TASK DIRECTIONS =
Find each line with the string "delayed" and copy it.

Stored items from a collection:
----

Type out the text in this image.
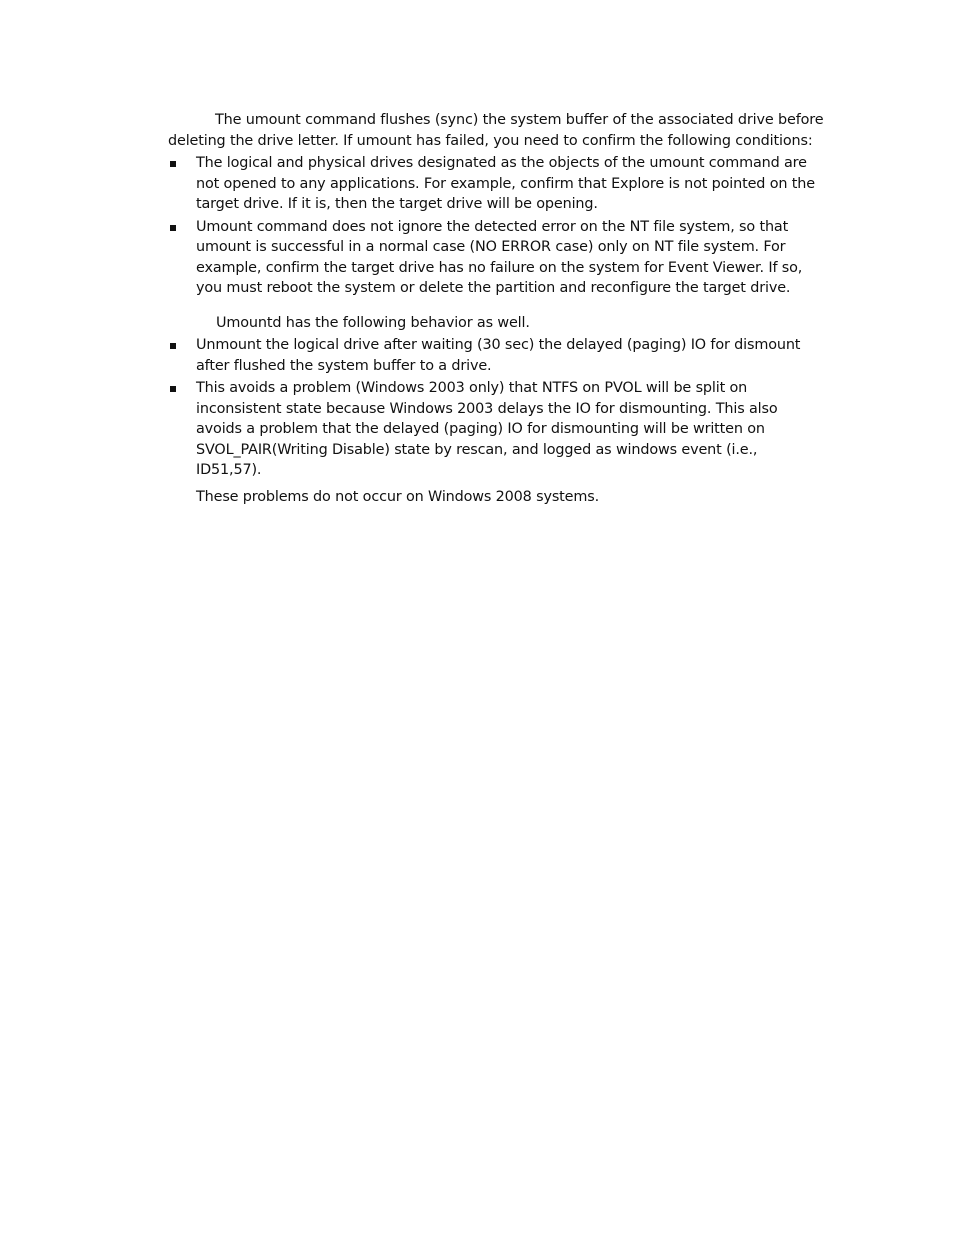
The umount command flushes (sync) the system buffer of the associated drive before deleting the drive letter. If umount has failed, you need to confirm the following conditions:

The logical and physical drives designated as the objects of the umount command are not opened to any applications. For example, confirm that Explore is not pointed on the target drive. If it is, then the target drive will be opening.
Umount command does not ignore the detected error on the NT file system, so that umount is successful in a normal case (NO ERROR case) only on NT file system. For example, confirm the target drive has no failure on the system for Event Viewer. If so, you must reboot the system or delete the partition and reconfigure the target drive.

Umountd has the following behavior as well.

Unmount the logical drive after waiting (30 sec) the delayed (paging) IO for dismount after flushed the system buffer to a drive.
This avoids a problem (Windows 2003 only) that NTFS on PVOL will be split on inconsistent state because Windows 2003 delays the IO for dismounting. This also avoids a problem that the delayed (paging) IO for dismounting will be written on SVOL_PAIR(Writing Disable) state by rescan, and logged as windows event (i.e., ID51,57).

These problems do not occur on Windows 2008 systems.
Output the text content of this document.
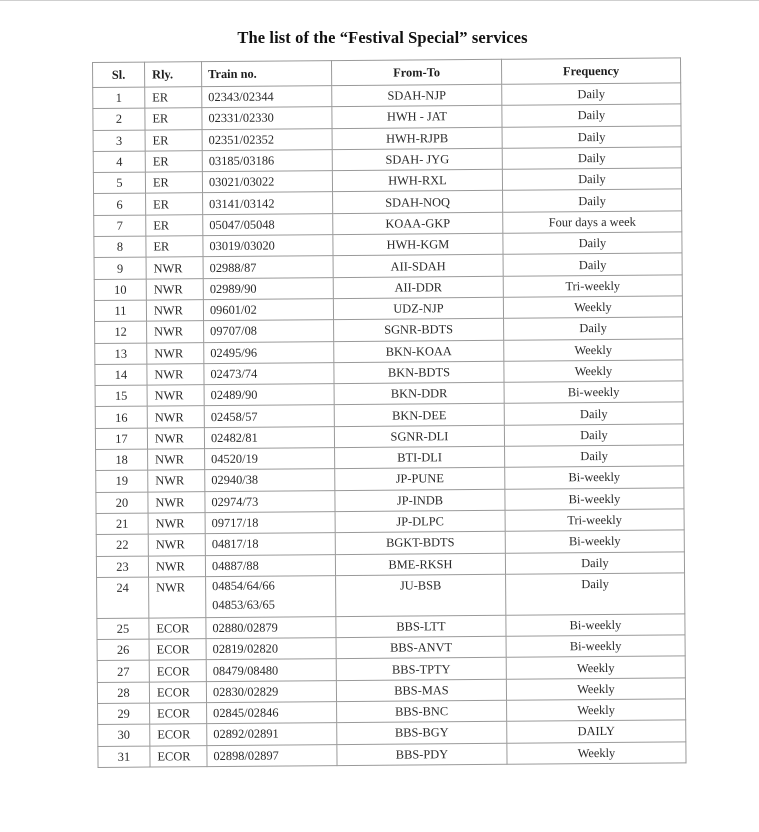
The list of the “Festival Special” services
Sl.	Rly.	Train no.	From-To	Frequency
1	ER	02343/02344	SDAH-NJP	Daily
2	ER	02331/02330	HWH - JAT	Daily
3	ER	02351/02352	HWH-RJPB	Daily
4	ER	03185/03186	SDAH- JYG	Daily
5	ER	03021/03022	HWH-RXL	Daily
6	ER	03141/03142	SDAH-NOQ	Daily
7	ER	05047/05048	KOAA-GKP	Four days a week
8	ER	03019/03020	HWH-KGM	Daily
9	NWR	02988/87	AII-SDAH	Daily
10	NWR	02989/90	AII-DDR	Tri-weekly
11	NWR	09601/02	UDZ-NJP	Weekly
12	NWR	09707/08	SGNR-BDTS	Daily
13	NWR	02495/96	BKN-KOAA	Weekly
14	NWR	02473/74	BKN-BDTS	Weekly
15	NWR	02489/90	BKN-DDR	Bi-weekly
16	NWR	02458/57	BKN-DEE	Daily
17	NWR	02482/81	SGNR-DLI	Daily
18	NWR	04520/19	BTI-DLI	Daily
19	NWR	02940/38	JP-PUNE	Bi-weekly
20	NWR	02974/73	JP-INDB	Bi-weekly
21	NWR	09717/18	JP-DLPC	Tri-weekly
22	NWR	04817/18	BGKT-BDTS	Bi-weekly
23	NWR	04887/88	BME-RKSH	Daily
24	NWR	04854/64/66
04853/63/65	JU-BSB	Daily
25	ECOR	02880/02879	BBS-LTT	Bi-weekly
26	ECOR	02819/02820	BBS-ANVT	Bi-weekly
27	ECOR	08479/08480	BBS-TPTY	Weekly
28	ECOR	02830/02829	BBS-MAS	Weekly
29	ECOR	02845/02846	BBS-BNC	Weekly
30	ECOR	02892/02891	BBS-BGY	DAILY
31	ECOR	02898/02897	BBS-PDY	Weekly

----

THE REPLY =
Unmount the logical drive after waiting (30 sec) the delayed (paging) IO for dismount after flushed the system buffer to a drive.
This avoids a problem (Windows 2003 only) that NTFS on PVOL will be split on inconsistent state because Windows 2003 delays the IO for dismounting. This also avoids a problem that the delayed (paging) IO for dismounting will be written on SVOL_PAIR(Writing Disable) state by rescan, and logged as windows event (i.e., ID51,57).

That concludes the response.